What is being asked
Make an exact copy of the entries, and keep any pictures out of it.

─── Provided records ───

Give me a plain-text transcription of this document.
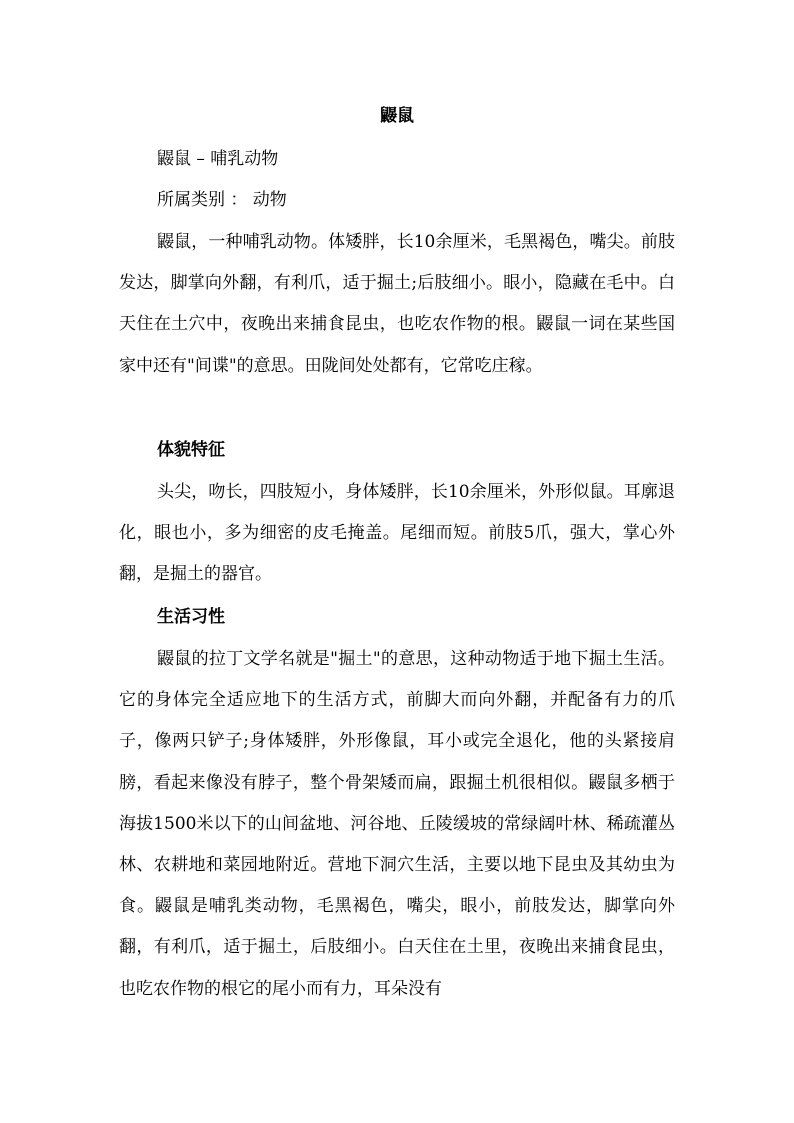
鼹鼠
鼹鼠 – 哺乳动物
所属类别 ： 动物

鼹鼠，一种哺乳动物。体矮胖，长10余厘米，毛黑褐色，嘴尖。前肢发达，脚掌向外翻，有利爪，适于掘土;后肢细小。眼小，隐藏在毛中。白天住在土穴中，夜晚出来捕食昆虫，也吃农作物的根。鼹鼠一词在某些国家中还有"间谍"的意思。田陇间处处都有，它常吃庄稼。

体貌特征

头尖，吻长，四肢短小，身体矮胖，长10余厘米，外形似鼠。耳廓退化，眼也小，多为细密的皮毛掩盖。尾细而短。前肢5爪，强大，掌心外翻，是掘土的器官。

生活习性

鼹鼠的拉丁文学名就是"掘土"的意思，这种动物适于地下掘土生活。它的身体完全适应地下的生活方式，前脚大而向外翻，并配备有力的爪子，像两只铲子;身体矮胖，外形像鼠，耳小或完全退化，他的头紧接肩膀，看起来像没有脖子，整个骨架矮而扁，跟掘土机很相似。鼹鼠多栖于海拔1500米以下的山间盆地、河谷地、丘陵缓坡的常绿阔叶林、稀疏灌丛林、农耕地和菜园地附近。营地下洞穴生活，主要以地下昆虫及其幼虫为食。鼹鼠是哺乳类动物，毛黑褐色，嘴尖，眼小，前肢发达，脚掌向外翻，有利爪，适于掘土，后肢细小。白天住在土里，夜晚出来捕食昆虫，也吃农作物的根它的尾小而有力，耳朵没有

───

Full answer
Give me a plain-text transcription of this document.
鼹鼠
鼹鼠 – 哺乳动物
所属类别 ： 动物

鼹鼠，一种哺乳动物。体矮胖，长10余厘米，毛黑褐色，嘴尖。前肢发达，脚掌向外翻，有利爪，适于掘土;后肢细小。眼小，隐藏在毛中。白天住在土穴中，夜晚出来捕食昆虫，也吃农作物的根。鼹鼠一词在某些国家中还有"间谍"的意思。田陇间处处都有，它常吃庄稼。

体貌特征

头尖，吻长，四肢短小，身体矮胖，长10余厘米，外形似鼠。耳廓退化，眼也小，多为细密的皮毛掩盖。尾细而短。前肢5爪，强大，掌心外翻，是掘土的器官。

生活习性

鼹鼠的拉丁文学名就是"掘土"的意思，这种动物适于地下掘土生活。它的身体完全适应地下的生活方式，前脚大而向外翻，并配备有力的爪子，像两只铲子;身体矮胖，外形像鼠，耳小或完全退化，他的头紧接肩膀，看起来像没有脖子，整个骨架矮而扁，跟掘土机很相似。鼹鼠多栖于海拔1500米以下的山间盆地、河谷地、丘陵缓坡的常绿阔叶林、稀疏灌丛林、农耕地和菜园地附近。营地下洞穴生活，主要以地下昆虫及其幼虫为食。鼹鼠是哺乳类动物，毛黑褐色，嘴尖，眼小，前肢发达，脚掌向外翻，有利爪，适于掘土，后肢细小。白天住在土里，夜晚出来捕食昆虫，也吃农作物的根它的尾小而有力，耳朵没有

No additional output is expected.